→ Work to do
Find the lines holding the string "miscellaneous" in the data, then copy all of them.

→ Input material
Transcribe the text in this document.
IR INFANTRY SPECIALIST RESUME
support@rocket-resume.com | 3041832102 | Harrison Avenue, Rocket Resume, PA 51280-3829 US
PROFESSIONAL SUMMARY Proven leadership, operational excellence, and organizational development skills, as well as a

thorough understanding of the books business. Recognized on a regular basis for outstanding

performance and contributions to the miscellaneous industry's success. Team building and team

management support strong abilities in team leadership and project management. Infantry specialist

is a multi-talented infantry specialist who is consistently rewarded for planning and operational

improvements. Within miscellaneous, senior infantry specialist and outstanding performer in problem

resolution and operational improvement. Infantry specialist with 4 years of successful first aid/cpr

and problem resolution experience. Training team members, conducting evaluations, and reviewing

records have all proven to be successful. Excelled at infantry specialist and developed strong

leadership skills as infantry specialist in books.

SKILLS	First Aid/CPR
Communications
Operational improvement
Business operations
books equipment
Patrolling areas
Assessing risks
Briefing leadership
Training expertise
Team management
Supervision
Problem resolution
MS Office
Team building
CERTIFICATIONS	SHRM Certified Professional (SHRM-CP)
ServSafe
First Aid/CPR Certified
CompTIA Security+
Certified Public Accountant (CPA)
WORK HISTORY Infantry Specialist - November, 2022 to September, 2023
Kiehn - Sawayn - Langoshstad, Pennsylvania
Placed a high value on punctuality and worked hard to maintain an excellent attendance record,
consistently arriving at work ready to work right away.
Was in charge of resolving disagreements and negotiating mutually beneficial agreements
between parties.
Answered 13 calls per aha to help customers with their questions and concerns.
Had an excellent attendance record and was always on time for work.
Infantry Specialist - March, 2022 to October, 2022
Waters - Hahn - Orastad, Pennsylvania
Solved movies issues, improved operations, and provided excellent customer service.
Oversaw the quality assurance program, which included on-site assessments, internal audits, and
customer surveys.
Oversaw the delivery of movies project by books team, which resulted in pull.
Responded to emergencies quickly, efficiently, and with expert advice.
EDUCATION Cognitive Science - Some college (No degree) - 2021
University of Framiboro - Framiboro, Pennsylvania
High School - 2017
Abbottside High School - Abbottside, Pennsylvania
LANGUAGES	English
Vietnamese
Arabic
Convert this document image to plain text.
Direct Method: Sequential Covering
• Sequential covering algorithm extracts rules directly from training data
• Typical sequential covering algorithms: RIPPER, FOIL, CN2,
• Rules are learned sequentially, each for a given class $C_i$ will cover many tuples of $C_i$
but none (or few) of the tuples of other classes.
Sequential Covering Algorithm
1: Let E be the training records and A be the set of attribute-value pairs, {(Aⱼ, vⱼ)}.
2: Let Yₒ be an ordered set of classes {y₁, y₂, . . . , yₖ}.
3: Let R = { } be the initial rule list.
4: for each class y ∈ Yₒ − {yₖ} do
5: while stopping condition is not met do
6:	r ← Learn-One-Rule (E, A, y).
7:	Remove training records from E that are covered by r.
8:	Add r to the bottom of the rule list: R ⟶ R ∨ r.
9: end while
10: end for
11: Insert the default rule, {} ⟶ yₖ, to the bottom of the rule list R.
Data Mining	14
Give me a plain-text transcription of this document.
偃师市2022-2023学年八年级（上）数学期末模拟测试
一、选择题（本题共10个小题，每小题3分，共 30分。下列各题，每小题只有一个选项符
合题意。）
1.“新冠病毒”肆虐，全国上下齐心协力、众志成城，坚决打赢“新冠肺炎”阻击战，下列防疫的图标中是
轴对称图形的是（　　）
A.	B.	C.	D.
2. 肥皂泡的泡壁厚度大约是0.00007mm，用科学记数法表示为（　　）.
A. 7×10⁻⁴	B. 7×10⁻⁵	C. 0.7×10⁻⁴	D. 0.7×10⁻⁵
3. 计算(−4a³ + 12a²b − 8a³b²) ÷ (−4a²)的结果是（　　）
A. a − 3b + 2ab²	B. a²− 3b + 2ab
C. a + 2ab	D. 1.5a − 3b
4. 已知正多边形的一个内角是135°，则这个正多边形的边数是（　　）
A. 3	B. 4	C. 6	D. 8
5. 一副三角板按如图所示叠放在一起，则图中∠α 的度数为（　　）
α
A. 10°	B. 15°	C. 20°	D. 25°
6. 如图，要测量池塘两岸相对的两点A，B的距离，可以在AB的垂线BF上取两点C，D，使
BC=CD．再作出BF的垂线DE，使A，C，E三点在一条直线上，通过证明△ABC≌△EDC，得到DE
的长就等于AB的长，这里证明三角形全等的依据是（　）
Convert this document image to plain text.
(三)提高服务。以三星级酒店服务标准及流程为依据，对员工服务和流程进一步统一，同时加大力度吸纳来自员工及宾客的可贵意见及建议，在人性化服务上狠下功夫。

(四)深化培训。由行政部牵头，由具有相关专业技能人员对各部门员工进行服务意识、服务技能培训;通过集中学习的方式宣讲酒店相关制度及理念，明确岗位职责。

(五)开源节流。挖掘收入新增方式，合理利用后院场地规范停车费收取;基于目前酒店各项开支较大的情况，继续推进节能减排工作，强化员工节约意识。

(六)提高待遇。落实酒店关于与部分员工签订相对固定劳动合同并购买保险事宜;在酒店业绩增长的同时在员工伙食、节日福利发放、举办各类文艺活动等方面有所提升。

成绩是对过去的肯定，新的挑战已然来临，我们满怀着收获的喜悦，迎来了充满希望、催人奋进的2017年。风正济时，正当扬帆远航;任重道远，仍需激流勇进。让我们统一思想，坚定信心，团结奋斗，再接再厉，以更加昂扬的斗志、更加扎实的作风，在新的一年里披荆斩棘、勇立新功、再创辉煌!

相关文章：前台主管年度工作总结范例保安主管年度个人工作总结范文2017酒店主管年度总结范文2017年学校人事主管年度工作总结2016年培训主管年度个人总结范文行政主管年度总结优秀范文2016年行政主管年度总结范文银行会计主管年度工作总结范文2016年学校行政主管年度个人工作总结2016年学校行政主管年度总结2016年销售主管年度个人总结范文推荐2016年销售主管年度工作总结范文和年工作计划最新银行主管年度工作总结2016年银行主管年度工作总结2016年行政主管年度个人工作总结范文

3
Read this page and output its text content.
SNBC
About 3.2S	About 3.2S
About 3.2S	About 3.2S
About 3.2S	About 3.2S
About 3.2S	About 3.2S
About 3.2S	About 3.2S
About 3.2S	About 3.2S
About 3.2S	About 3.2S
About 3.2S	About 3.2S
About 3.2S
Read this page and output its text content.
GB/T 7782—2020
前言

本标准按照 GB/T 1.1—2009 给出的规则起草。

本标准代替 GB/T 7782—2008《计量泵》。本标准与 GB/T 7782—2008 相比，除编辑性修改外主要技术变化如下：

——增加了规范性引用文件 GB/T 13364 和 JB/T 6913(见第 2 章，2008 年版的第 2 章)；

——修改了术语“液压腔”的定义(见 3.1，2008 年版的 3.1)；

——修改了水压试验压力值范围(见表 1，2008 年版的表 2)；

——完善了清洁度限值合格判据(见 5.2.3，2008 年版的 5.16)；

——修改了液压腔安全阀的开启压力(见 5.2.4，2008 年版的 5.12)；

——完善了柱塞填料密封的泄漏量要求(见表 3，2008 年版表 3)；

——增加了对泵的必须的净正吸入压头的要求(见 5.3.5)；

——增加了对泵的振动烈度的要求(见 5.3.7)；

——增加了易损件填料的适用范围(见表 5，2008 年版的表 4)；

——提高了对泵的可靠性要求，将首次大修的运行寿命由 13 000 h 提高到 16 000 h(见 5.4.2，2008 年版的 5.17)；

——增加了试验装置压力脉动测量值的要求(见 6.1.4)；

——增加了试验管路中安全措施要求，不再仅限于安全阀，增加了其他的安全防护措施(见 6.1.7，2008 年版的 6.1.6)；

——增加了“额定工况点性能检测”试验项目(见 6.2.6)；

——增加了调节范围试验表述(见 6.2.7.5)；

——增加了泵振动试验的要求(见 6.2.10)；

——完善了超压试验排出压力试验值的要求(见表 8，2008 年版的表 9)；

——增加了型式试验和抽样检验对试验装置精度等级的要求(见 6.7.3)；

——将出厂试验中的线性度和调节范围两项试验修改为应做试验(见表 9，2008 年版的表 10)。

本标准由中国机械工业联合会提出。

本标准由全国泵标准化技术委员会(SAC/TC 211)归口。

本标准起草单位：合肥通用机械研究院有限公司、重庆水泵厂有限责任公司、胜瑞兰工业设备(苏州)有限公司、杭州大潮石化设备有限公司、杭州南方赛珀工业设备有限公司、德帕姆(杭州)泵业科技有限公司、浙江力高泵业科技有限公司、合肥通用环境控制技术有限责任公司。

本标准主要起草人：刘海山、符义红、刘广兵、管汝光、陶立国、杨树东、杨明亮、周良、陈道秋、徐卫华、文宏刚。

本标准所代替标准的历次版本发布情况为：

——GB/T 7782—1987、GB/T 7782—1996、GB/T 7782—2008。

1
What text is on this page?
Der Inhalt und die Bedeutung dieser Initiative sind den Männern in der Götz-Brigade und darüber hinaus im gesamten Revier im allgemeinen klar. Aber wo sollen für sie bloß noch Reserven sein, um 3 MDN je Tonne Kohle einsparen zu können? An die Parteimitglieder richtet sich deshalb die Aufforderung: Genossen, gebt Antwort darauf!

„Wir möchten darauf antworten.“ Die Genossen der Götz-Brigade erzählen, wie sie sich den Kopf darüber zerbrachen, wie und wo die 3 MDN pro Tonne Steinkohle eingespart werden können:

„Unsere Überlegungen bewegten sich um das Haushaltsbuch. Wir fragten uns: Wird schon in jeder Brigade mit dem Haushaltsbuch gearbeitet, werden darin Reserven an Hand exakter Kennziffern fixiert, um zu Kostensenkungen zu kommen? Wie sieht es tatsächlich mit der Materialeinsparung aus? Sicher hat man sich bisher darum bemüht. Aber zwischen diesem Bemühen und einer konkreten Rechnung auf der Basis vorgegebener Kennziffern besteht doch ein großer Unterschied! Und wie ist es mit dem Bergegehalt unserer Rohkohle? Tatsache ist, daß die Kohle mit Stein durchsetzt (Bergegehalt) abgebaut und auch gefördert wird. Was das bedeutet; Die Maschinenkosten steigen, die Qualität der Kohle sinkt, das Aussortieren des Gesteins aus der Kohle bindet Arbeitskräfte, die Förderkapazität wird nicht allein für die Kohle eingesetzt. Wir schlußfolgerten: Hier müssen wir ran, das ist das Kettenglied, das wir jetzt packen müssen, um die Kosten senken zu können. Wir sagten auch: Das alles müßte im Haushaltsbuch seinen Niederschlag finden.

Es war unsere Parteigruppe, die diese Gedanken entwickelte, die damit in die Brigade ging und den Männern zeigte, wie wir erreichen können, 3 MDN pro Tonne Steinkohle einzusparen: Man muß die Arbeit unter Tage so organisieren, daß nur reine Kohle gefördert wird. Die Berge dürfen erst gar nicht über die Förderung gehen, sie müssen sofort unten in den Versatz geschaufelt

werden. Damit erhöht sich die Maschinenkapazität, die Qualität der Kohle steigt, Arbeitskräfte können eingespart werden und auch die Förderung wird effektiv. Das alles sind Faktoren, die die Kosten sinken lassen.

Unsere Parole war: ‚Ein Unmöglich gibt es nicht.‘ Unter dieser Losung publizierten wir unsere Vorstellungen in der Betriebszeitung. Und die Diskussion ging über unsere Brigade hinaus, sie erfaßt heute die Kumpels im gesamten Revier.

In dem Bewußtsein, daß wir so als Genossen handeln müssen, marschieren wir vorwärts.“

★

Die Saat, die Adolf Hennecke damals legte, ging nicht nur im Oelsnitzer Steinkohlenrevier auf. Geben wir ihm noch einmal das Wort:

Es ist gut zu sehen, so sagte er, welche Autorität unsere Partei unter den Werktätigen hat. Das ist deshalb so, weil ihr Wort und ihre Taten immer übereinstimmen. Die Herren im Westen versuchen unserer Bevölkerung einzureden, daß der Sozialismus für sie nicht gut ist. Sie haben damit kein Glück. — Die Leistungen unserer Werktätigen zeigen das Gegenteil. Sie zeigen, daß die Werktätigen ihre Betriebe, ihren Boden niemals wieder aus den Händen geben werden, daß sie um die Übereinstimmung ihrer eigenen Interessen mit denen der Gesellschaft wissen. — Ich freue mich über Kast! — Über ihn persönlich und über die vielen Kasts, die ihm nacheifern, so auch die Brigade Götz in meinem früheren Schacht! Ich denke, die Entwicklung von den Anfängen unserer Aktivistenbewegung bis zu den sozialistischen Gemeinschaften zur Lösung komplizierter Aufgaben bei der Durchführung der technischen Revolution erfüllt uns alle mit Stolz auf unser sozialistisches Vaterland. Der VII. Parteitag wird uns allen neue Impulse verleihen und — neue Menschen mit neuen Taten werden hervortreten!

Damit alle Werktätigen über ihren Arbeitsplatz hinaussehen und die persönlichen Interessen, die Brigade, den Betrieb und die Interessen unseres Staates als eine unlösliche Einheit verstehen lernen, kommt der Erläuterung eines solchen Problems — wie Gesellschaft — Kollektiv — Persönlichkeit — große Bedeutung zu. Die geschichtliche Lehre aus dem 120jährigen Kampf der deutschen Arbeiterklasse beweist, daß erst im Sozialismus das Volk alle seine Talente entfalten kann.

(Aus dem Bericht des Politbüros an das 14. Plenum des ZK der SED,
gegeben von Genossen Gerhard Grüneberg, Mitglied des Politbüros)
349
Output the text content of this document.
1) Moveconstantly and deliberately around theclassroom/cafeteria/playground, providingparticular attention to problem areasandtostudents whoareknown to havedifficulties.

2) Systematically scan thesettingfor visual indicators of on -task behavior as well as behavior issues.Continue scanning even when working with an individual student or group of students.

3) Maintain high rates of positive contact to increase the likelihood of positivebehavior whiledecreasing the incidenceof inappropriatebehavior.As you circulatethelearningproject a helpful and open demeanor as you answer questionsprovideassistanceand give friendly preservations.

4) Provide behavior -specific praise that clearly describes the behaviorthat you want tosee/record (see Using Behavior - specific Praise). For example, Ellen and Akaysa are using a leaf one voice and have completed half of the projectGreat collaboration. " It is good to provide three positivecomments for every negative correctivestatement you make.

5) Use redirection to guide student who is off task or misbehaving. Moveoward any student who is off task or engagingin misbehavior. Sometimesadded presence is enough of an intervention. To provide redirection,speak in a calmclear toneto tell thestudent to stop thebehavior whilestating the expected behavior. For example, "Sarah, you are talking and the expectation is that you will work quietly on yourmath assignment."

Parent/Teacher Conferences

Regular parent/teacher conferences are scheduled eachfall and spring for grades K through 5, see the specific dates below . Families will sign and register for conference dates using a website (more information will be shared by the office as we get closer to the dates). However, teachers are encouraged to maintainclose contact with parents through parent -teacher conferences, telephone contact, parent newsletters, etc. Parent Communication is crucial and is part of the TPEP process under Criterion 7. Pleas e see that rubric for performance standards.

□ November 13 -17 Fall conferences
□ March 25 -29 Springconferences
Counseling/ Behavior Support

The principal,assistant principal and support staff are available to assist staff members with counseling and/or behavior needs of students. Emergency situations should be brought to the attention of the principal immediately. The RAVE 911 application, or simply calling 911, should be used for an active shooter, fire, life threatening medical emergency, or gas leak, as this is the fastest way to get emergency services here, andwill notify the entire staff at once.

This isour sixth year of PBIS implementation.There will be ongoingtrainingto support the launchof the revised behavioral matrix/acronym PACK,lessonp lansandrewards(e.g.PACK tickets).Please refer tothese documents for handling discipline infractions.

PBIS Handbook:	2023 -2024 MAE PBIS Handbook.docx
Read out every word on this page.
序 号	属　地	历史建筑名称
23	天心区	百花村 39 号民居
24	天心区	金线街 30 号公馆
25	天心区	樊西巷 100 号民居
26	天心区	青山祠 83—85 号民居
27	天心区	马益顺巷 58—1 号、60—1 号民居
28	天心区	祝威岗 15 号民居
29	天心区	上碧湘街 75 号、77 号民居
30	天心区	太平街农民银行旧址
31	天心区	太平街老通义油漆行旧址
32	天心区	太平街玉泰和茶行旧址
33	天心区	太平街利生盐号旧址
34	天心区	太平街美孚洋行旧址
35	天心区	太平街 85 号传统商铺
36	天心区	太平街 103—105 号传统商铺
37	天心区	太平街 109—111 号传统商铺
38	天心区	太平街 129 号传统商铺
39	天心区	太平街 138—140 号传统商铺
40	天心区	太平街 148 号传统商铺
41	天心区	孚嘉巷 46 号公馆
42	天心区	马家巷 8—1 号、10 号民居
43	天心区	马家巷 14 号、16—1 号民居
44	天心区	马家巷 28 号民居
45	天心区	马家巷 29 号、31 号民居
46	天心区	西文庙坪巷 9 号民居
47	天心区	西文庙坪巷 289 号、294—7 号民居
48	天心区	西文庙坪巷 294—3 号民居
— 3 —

→ Full solution
performance and contributions to the miscellaneous industry's success. Team building and team
improvements. Within miscellaneous, senior infantry specialist and outstanding performer in problem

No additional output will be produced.